§ **Written instruction**: Only the number is wanted: how many lines hold the word "pernah"?

§ **Exercise material**:
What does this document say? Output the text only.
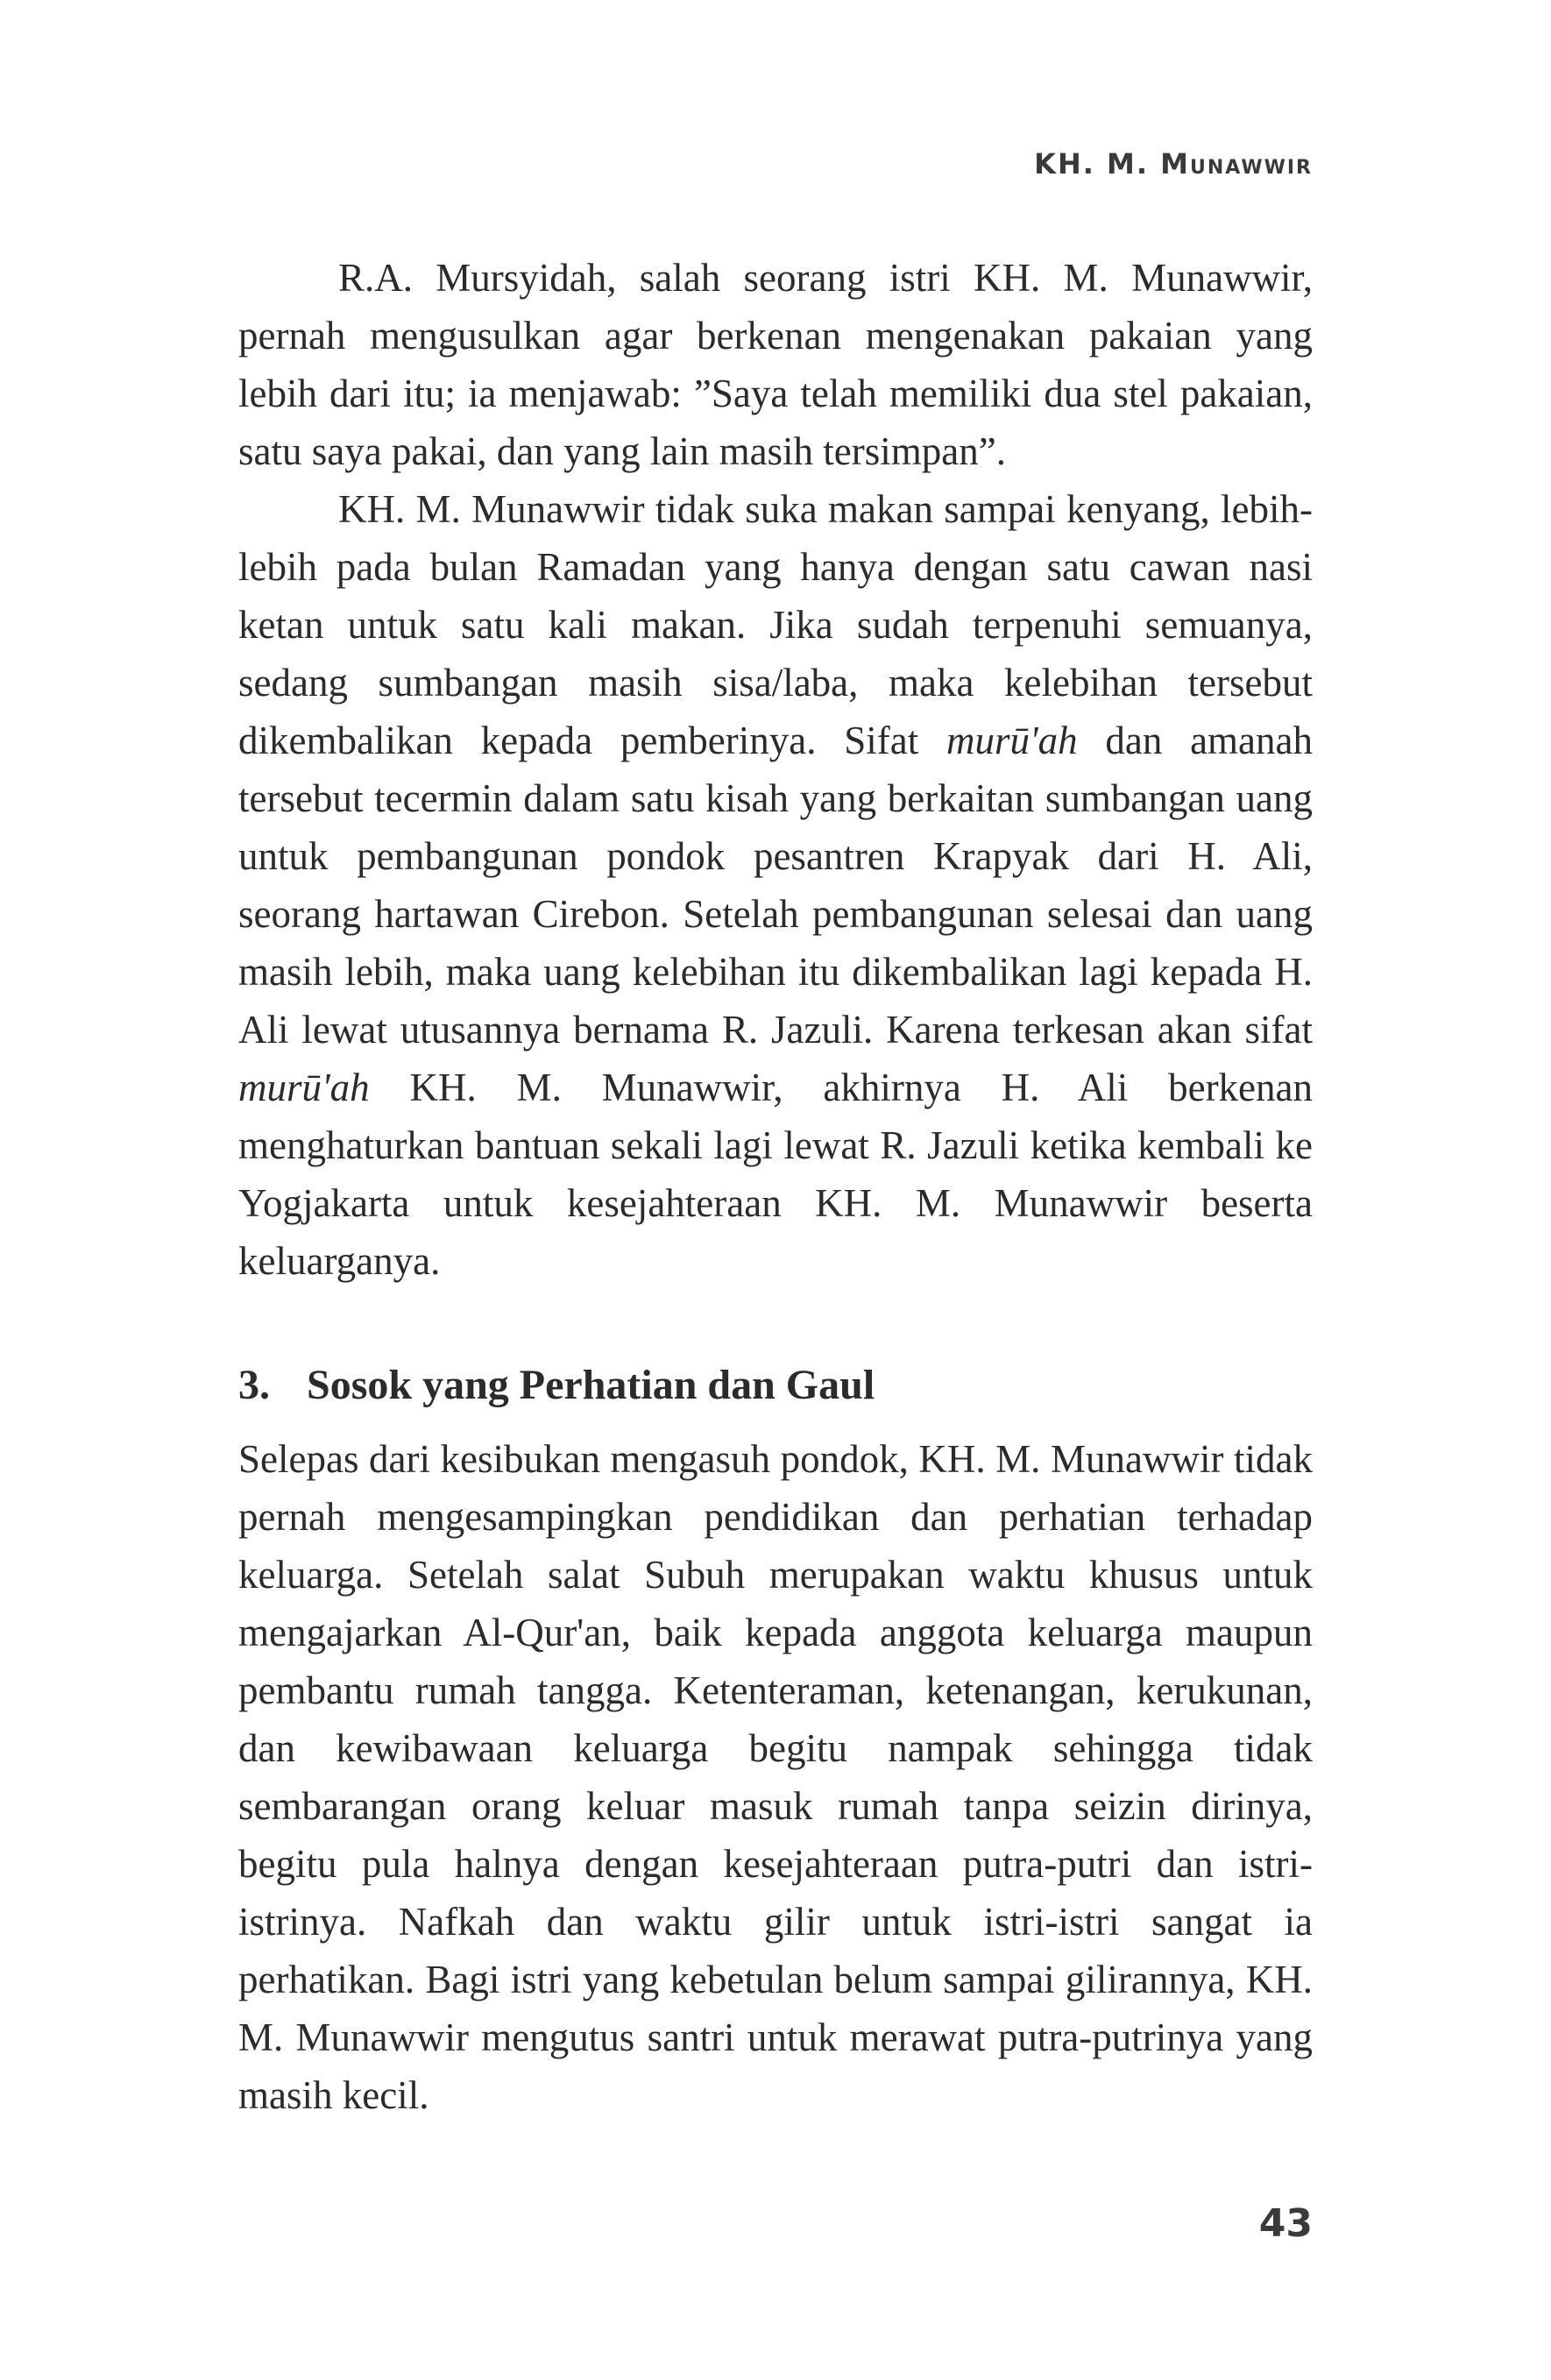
KH. M. Munawwir

R.A. Mursyidah, salah seorang istri KH. M. Munawwir, pernah mengusulkan agar berkenan mengenakan pakaian yang lebih dari itu; ia menjawab: ”Saya telah memiliki dua stel pakaian, satu saya pakai, dan yang lain masih tersimpan”.

KH. M. Munawwir tidak suka makan sampai kenyang, lebih-lebih pada bulan Ramadan yang hanya dengan satu cawan nasi ketan untuk satu kali makan. Jika sudah terpenuhi semuanya, sedang sumbangan masih sisa/laba, maka kelebihan tersebut dikembalikan kepada pemberinya. Sifat murū'ah dan amanah tersebut tecermin dalam satu kisah yang berkaitan sumbangan uang untuk pembangunan pondok pesantren Krapyak dari H. Ali, seorang hartawan Cirebon. Setelah pembangunan selesai dan uang masih lebih, maka uang kelebihan itu dikembalikan lagi kepada H. Ali lewat utusannya bernama R. Jazuli. Karena terkesan akan sifat murū'ah KH. M. Munawwir, akhirnya H. Ali berkenan menghaturkan bantuan sekali lagi lewat R. Jazuli ketika kembali ke Yogjakarta untuk kesejahteraan KH. M. Munawwir beserta keluarganya.

3. Sosok yang Perhatian dan Gaul

Selepas dari kesibukan mengasuh pondok, KH. M. Munawwir tidak pernah mengesampingkan pendidikan dan perhatian terhadap keluarga. Setelah salat Subuh merupakan waktu khusus untuk mengajarkan Al-Qur'an, baik kepada anggota keluarga maupun pembantu rumah tangga. Ketenteraman, ketenangan, kerukunan, dan kewibawaan keluarga begitu nampak sehingga tidak sembarangan orang keluar masuk rumah tanpa seizin dirinya, begitu pula halnya dengan kesejahteraan putra-putri dan istri-istrinya. Nafkah dan waktu gilir untuk istri-istri sangat ia perhatikan. Bagi istri yang kebetulan belum sampai gilirannya, KH. M. Munawwir mengutus santri untuk merawat putra-putrinya yang masih kecil.

43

§ **Answer in full**: 2